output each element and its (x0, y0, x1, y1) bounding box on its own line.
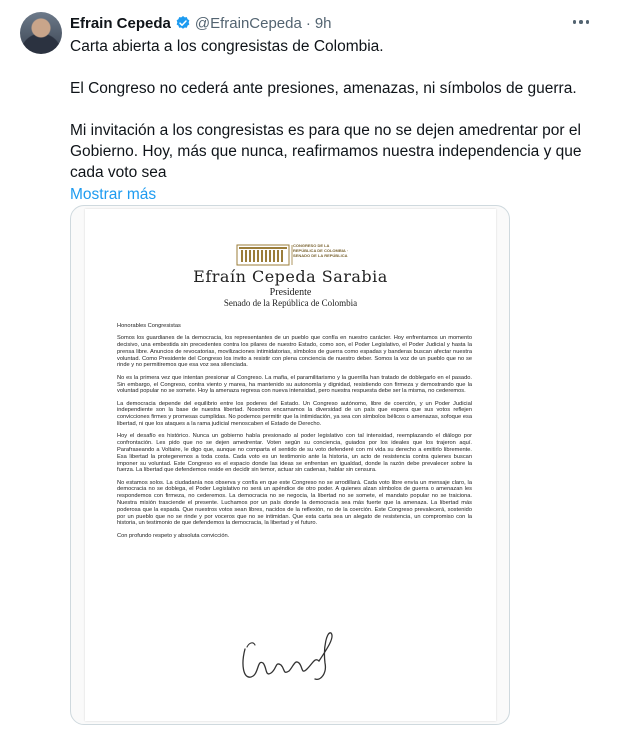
timestamp[interactable]: 9h (314, 14, 332, 32)
author-name[interactable]: Efrain Cepeda (70, 14, 171, 32)
letter-paragraph: Honorables Congresistas (117, 323, 181, 329)
signer-role: Presidente (269, 287, 312, 298)
letter-image (85, 209, 496, 721)
signer-name: Efraín Cepeda Sarabia (193, 267, 388, 286)
tweet-text (70, 36, 615, 205)
letter-paragraph: Somos los guardianes de la democracia, los representantes de un pueblo que confía en nuestro carácter. Hoy enfrentamos un momento decisivo, una embestida sin precedentes contra los pilares de nuestro Estado, como son, el Poder Legislativo, el Poder Judicial y hasta la prensa libre. Anuncios de revocatorias, movilizaciones intimidatorias, símbolos de guerra como espadas y banderas buscan afectar nuestra voluntad. Como Presidente del Congreso los invito a resistir con plena conciencia de nuestro deber. Somos la voz de un pueblo que no se rinde y no permitiremos que esa voz sea silenciada. (117, 335, 472, 369)
more-dot (579, 20, 583, 24)
verified-badge-icon (175, 15, 191, 31)
separator: · (305, 14, 311, 32)
tweet-header (70, 12, 332, 34)
letter-paragraph: No es la primera vez que intentan presionar al Congreso. La mafia, el paramilitarismo y la guerrilla han tratado de doblegarlo en el pasado. Sin embargo, el Congreso, contra viento y marea, ha mantenido su autonomía y dignidad, resistiendo con firmeza y demostrando que la voluntad popular no se somete. Hoy la amenaza regresa con nueva intensidad, pero nuestra respuesta debe ser la misma, no cederemos. (117, 374, 472, 395)
letter-paragraph: No estamos solos. La ciudadanía nos observa y confía en que este Congreso no se arrodillará. Cada voto libre envía un mensaje claro, la democracia no se doblega, el Poder Legislativo no será un apéndice de otro poder. A quienes alzan símbolos de guerra o amenazan les respondemos con firmeza, no cederemos. La democracia no se negocia, la libertad no se somete, el mandato popular no se traiciona. Nuestra misión trasciende el presente. Luchamos por un país donde la democracia sea más fuerte que la amenaza. La libertad más poderosa que la espada. Que nuestros votos sean libres, nacidos de la reflexión, no de la coerción. Este Congreso prevalecerá, sostenido por un pueblo que no se rinde y por voceros que no se intimidan. Que esta carta sea un alegato de resistencia, un compromiso con la historia, un testimonio de que defendemos la democracia, la libertad y el futuro. (117, 479, 472, 527)
letter-paragraph: La democracia depende del equilibrio entre los poderes del Estado. Un Congreso autónomo, libre de coerción, y un Poder Judicial independiente son la base de nuestra libertad. Nosotros encarnamos la diversidad de un país que espera que sus votos reflejen convicciones firmes y promesas cumplidas. No podemos permitir que la intimidación, ya sea con símbolos bélicos o amenazas, sofoque esa libertad, ni que los ataques a la rama judicial menoscaben el Estado de Derecho. (117, 400, 472, 428)
author-handle[interactable]: @EfrainCepeda (194, 14, 302, 32)
more-dot (586, 20, 590, 24)
tweet-media[interactable] (70, 205, 510, 725)
more-dot (573, 20, 577, 24)
letter-paragraph: Con profundo respeto y absoluta convicción. (117, 532, 230, 539)
letter-body (117, 323, 472, 545)
signer-org: Senado de la República de Colombia (223, 298, 358, 308)
more-options-icon[interactable] (569, 12, 593, 32)
tweet-line: El Congreso no cederá ante presiones, amenazas, ni símbolos de guerra. (70, 80, 577, 97)
show-more-link[interactable]: Mostrar más (70, 186, 157, 203)
tweet-line: Mi invitación a los congresistas es para que no se dejen amedrentar por el Gobierno. Hoy, más que nunca, reafirmamos nuestra independencia y que cada voto sea (70, 122, 582, 181)
letter-paragraph: Hoy el desafío es histórico. Nunca un gobierno había presionado al poder legislativo con tal intensidad, reemplazando el diálogo por confrontación. Les pido que no se dejen amedrentar. Voten según su conciencia, guiados por los ideales que los trajeron aquí. Parafraseando a Voltaire, le digo que, aunque no comparta el sentido de su voto defenderé con mi vida su derecho a emitirlo libremente. Esa libertad la protegeremos a toda costa. Cada voto es un testimonio ante la historia, un acto de resistencia contra quienes buscan imponer su voluntad. Este Congreso es el espacio donde las ideas se enfrentan en igualdad, donde la razón debe prevalecer sobre la fuerza. La libertad que defendemos reside en decidir sin temor, actuar sin cadenas, hablar sin censura. (117, 433, 472, 474)
tweet-line: Carta abierta a los congresistas de Colombia. (70, 38, 384, 55)
logo-text: CONGRESO DE LA REPÚBLICA DE COLOMBIA · SENADO DE LA REPÚBLICA (293, 243, 349, 258)
handwritten-signature (235, 629, 345, 689)
avatar[interactable] (20, 12, 62, 54)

++++++

#### Your goal:
Rewrite all of these rows with every instance of "more-dot" changed to "ellipsis-dot" and nothing else altered. Leave the pictures out.

#### The output:
output each element and its (x0, y0, x1, y1) bounding box on its own line.
timestamp[interactable]: 9h (314, 14, 332, 32)
author-name[interactable]: Efrain Cepeda (70, 14, 171, 32)
letter-paragraph: Honorables Congresistas (117, 323, 181, 329)
signer-role: Presidente (269, 287, 312, 298)
letter-image (85, 209, 496, 721)
signer-name: Efraín Cepeda Sarabia (193, 267, 388, 286)
tweet-text (70, 36, 615, 205)
letter-paragraph: Somos los guardianes de la democracia, los representantes de un pueblo que confía en nuestro carácter. Hoy enfrentamos un momento decisivo, una embestida sin precedentes contra los pilares de nuestro Estado, como son, el Poder Legislativo, el Poder Judicial y hasta la prensa libre. Anuncios de revocatorias, movilizaciones intimidatorias, símbolos de guerra como espadas y banderas buscan afectar nuestra voluntad. Como Presidente del Congreso los invito a resistir con plena conciencia de nuestro deber. Somos la voz de un pueblo que no se rinde y no permitiremos que esa voz sea silenciada. (117, 335, 472, 369)
ellipsis-dot (579, 20, 583, 24)
verified-badge-icon (175, 15, 191, 31)
separator: · (305, 14, 311, 32)
tweet-header (70, 12, 332, 34)
letter-paragraph: No es la primera vez que intentan presionar al Congreso. La mafia, el paramilitarismo y la guerrilla han tratado de doblegarlo en el pasado. Sin embargo, el Congreso, contra viento y marea, ha mantenido su autonomía y dignidad, resistiendo con firmeza y demostrando que la voluntad popular no se somete. Hoy la amenaza regresa con nueva intensidad, pero nuestra respuesta debe ser la misma, no cederemos. (117, 374, 472, 395)
letter-paragraph: No estamos solos. La ciudadanía nos observa y confía en que este Congreso no se arrodillará. Cada voto libre envía un mensaje claro, la democracia no se doblega, el Poder Legislativo no será un apéndice de otro poder. A quienes alzan símbolos de guerra o amenazan les respondemos con firmeza, no cederemos. La democracia no se negocia, la libertad no se somete, el mandato popular no se traiciona. Nuestra misión trasciende el presente. Luchamos por un país donde la democracia sea más fuerte que la amenaza. La libertad más poderosa que la espada. Que nuestros votos sean libres, nacidos de la reflexión, no de la coerción. Este Congreso prevalecerá, sostenido por un pueblo que no se rinde y por voceros que no se intimidan. Que esta carta sea un alegato de resistencia, un compromiso con la historia, un testimonio de que defendemos la democracia, la libertad y el futuro. (117, 479, 472, 527)
letter-paragraph: La democracia depende del equilibrio entre los poderes del Estado. Un Congreso autónomo, libre de coerción, y un Poder Judicial independiente son la base de nuestra libertad. Nosotros encarnamos la diversidad de un país que espera que sus votos reflejen convicciones firmes y promesas cumplidas. No podemos permitir que la intimidación, ya sea con símbolos bélicos o amenazas, sofoque esa libertad, ni que los ataques a la rama judicial menoscaben el Estado de Derecho. (117, 400, 472, 428)
author-handle[interactable]: @EfrainCepeda (194, 14, 302, 32)
ellipsis-dot (586, 20, 590, 24)
tweet-media[interactable] (70, 205, 510, 725)
ellipsis-dot (573, 20, 577, 24)
letter-paragraph: Con profundo respeto y absoluta convicción. (117, 532, 230, 539)
letter-body (117, 323, 472, 545)
signer-org: Senado de la República de Colombia (223, 298, 358, 308)
more-options-icon[interactable] (569, 12, 593, 32)
tweet-line: El Congreso no cederá ante presiones, amenazas, ni símbolos de guerra. (70, 80, 577, 97)
show-more-link[interactable]: Mostrar más (70, 186, 157, 203)
tweet-line: Mi invitación a los congresistas es para que no se dejen amedrentar por el Gobierno. Hoy, más que nunca, reafirmamos nuestra independencia y que cada voto sea (70, 122, 582, 181)
letter-paragraph: Hoy el desafío es histórico. Nunca un gobierno había presionado al poder legislativo con tal intensidad, reemplazando el diálogo por confrontación. Les pido que no se dejen amedrentar. Voten según su conciencia, guiados por los ideales que los trajeron aquí. Parafraseando a Voltaire, le digo que, aunque no comparta el sentido de su voto defenderé con mi vida su derecho a emitirlo libremente. Esa libertad la protegeremos a toda costa. Cada voto es un testimonio ante la historia, un acto de resistencia contra quienes buscan imponer su voluntad. Este Congreso es el espacio donde las ideas se enfrentan en igualdad, donde la razón debe prevalecer sobre la fuerza. La libertad que defendemos reside en decidir sin temor, actuar sin cadenas, hablar sin censura. (117, 433, 472, 474)
tweet-line: Carta abierta a los congresistas de Colombia. (70, 38, 384, 55)
logo-text: CONGRESO DE LA REPÚBLICA DE COLOMBIA · SENADO DE LA REPÚBLICA (293, 243, 349, 258)
handwritten-signature (235, 629, 345, 689)
avatar[interactable] (20, 12, 62, 54)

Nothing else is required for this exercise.